Records contained in a dataset:
━━━━━━━━━━
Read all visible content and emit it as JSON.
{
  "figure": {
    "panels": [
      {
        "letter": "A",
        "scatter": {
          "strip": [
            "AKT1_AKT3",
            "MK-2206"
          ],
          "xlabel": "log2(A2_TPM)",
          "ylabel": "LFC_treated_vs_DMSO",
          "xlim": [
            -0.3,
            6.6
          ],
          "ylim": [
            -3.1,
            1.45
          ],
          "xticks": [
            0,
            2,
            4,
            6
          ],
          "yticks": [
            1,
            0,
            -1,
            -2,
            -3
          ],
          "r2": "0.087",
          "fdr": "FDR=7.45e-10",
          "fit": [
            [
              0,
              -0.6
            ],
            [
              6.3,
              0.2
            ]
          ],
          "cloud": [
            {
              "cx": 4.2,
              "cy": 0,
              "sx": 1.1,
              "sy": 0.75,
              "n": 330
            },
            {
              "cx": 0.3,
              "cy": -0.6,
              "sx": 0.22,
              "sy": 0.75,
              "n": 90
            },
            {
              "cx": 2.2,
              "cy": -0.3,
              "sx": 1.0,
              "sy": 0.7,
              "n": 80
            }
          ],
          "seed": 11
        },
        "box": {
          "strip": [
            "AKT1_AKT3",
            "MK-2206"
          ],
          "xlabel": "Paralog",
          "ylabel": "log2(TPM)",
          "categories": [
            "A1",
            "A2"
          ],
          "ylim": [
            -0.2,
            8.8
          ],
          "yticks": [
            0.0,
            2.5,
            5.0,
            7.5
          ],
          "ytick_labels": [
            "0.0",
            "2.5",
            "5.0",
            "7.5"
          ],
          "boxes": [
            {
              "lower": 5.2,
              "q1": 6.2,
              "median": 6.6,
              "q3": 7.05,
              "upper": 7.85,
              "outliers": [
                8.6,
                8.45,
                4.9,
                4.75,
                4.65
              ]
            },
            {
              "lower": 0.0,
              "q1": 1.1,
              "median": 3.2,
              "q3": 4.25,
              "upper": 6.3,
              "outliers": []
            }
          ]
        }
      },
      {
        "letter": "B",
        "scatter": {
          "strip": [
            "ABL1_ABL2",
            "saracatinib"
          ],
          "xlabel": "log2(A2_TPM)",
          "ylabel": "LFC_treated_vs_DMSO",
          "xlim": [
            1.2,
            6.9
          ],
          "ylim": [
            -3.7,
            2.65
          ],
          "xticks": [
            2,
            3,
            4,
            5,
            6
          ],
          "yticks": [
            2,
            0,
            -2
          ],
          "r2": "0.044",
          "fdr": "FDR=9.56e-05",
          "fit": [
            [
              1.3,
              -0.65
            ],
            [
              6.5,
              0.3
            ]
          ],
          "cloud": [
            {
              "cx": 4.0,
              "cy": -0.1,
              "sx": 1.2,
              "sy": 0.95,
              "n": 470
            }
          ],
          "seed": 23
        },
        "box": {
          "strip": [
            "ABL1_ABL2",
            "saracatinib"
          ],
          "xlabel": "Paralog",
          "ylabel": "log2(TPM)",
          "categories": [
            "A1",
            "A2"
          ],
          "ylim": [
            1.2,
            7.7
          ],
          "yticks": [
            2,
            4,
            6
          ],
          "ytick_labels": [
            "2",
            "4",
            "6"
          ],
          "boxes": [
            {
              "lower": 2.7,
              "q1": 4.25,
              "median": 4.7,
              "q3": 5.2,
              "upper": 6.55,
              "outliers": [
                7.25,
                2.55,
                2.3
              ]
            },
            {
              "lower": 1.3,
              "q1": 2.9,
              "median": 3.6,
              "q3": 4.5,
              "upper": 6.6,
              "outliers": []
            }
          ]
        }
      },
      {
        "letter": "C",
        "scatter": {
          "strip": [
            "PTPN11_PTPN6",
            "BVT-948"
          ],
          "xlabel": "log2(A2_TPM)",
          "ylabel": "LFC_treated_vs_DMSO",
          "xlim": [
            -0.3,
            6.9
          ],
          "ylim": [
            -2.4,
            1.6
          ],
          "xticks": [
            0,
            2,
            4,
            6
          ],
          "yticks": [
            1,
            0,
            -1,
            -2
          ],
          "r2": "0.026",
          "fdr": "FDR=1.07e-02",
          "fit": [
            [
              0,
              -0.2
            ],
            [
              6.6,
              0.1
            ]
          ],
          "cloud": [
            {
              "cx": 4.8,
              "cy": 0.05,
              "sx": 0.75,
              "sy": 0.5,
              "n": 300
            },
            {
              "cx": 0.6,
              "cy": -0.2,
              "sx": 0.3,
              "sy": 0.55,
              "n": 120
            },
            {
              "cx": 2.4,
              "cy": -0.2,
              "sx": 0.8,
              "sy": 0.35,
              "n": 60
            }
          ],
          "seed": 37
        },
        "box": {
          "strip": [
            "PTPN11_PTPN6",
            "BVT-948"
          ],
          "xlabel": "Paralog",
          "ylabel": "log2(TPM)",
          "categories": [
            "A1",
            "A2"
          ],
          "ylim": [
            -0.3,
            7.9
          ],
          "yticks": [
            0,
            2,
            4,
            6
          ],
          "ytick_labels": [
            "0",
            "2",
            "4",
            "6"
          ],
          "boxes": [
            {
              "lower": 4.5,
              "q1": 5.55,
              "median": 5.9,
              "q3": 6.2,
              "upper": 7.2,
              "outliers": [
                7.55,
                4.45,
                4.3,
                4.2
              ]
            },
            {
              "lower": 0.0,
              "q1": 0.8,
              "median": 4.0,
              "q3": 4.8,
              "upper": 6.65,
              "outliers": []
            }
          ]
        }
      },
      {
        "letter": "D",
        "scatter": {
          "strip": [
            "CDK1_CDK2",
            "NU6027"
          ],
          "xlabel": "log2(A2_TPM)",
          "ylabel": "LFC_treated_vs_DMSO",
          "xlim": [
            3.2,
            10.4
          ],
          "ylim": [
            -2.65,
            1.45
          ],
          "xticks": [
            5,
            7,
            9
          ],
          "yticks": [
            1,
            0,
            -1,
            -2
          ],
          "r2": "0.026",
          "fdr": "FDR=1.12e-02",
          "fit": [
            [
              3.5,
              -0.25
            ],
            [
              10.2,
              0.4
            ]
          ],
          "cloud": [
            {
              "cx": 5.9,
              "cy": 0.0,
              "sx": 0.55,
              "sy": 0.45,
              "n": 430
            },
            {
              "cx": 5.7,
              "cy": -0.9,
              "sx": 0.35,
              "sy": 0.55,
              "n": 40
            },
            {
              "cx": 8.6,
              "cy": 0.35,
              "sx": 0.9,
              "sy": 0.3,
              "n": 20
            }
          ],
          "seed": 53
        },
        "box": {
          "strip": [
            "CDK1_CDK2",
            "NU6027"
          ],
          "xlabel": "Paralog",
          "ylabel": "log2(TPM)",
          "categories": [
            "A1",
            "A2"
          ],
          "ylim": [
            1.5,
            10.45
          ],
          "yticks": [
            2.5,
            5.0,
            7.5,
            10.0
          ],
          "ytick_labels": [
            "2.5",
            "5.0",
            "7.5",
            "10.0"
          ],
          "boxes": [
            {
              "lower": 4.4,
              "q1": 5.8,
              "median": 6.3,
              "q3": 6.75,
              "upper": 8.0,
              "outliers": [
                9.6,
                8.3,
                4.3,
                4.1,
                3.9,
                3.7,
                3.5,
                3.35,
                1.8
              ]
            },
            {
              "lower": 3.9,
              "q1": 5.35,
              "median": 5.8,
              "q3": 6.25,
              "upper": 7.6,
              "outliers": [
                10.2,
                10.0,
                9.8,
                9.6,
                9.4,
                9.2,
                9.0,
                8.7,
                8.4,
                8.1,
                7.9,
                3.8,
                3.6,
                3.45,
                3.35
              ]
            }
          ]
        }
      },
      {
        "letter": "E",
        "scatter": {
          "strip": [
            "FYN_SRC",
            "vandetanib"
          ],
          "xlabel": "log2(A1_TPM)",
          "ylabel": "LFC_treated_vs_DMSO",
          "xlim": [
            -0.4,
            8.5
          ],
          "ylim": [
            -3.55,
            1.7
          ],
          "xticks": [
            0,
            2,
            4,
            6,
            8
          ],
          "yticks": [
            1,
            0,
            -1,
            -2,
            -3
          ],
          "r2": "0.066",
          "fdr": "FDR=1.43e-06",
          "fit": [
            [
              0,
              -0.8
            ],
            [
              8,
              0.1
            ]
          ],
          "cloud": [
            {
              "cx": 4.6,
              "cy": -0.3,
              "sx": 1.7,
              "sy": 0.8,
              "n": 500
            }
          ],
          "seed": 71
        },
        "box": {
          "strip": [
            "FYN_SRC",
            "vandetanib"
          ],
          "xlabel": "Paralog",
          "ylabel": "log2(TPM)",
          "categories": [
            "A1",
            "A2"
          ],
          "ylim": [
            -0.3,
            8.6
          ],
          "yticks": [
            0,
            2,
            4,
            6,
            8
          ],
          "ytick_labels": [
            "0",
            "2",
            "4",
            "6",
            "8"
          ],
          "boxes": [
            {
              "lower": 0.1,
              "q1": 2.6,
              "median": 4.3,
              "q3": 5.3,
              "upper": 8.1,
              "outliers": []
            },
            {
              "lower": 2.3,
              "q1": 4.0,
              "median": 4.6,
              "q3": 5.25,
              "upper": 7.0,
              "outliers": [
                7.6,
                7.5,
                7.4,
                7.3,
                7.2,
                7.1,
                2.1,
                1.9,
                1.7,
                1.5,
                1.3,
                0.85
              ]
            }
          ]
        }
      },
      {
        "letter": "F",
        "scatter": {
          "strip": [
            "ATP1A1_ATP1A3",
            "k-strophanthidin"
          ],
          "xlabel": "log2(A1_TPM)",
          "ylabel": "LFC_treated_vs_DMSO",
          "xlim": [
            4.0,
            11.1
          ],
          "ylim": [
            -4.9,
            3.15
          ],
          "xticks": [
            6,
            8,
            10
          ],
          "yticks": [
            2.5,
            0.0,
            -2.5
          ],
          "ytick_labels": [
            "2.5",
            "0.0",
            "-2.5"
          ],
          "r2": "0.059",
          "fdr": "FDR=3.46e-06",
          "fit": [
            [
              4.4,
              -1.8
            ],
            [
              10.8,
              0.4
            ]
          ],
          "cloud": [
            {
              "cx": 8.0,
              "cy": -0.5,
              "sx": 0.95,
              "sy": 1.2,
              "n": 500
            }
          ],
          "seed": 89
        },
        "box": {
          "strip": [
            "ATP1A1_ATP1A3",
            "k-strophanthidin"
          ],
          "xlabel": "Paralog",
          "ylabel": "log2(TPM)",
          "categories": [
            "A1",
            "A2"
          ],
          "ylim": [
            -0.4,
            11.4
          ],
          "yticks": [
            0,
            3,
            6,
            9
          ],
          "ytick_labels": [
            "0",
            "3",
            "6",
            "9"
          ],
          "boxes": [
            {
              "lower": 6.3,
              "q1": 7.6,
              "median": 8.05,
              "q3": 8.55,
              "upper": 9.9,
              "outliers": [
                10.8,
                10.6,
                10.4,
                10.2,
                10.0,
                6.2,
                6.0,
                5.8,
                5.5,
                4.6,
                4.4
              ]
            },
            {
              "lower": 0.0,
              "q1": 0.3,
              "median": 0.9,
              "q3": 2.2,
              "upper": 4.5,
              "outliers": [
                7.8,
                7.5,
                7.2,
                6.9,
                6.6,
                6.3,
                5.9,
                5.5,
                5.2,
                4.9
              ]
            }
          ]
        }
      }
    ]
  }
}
━━━━━━━━━━
- Work required: Pick each line holding the word "lower" out of the data and copy it.

- Full output:
              "lower": 5.2,
              "lower": 0.0,
              "lower": 2.7,
              "lower": 1.3,
              "lower": 4.5,
              "lower": 0.0,
              "lower": 4.4,
              "lower": 3.9,
              "lower": 0.1,
              "lower": 2.3,
              "lower": 6.3,
              "lower": 0.0,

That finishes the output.